» **Task details**: How many lines of the records hold the string "text"? Reply with the number alone.
=======
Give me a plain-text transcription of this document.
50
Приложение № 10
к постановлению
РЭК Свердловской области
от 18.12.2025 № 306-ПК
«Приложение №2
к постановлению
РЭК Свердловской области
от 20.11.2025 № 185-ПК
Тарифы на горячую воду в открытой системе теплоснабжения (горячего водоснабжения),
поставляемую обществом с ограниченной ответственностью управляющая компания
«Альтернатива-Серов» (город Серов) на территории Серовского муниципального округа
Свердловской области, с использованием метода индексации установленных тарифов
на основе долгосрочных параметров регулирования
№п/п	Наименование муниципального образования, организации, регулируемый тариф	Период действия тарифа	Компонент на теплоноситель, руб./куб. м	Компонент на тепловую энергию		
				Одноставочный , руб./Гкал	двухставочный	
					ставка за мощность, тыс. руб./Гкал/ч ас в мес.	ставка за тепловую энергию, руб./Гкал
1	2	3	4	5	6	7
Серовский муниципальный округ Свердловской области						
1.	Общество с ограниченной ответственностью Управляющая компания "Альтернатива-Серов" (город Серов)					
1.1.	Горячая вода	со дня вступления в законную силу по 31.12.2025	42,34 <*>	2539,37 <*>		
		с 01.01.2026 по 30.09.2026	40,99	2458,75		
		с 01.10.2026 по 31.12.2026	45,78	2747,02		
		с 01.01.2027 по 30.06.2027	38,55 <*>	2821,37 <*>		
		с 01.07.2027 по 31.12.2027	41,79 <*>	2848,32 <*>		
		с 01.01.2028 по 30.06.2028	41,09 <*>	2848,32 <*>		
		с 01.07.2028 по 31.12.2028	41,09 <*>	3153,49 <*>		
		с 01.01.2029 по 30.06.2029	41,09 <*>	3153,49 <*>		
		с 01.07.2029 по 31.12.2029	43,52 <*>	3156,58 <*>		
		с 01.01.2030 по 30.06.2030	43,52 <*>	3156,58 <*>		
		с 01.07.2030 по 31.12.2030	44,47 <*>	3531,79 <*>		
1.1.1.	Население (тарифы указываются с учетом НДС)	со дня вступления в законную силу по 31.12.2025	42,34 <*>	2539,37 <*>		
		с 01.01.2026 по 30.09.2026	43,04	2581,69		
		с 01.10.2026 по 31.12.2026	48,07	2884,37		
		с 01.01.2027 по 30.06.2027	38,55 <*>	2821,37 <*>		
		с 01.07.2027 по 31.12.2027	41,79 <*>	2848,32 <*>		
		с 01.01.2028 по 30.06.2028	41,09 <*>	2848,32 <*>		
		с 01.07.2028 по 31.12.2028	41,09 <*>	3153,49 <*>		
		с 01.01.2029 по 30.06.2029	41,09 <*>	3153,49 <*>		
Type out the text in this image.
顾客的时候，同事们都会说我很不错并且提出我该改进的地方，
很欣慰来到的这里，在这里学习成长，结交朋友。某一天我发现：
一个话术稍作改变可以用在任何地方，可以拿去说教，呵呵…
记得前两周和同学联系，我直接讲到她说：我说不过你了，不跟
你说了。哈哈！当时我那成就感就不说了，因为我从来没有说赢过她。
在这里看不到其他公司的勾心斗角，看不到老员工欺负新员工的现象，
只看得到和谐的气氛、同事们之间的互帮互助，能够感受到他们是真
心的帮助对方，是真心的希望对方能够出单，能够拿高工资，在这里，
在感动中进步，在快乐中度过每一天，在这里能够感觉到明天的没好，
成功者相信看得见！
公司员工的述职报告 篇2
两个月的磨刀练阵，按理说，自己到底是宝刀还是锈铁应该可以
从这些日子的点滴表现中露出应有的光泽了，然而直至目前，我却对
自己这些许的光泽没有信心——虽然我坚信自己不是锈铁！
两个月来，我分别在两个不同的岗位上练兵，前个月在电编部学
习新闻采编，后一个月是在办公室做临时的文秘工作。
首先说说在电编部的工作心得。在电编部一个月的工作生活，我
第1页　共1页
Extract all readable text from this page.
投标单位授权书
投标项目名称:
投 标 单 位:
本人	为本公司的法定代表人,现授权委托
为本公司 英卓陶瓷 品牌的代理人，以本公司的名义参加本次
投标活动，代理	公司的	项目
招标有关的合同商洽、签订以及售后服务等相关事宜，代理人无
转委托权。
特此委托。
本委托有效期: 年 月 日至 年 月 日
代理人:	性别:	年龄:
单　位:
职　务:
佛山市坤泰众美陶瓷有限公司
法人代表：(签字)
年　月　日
=======
» **Reply to the exercise**: 3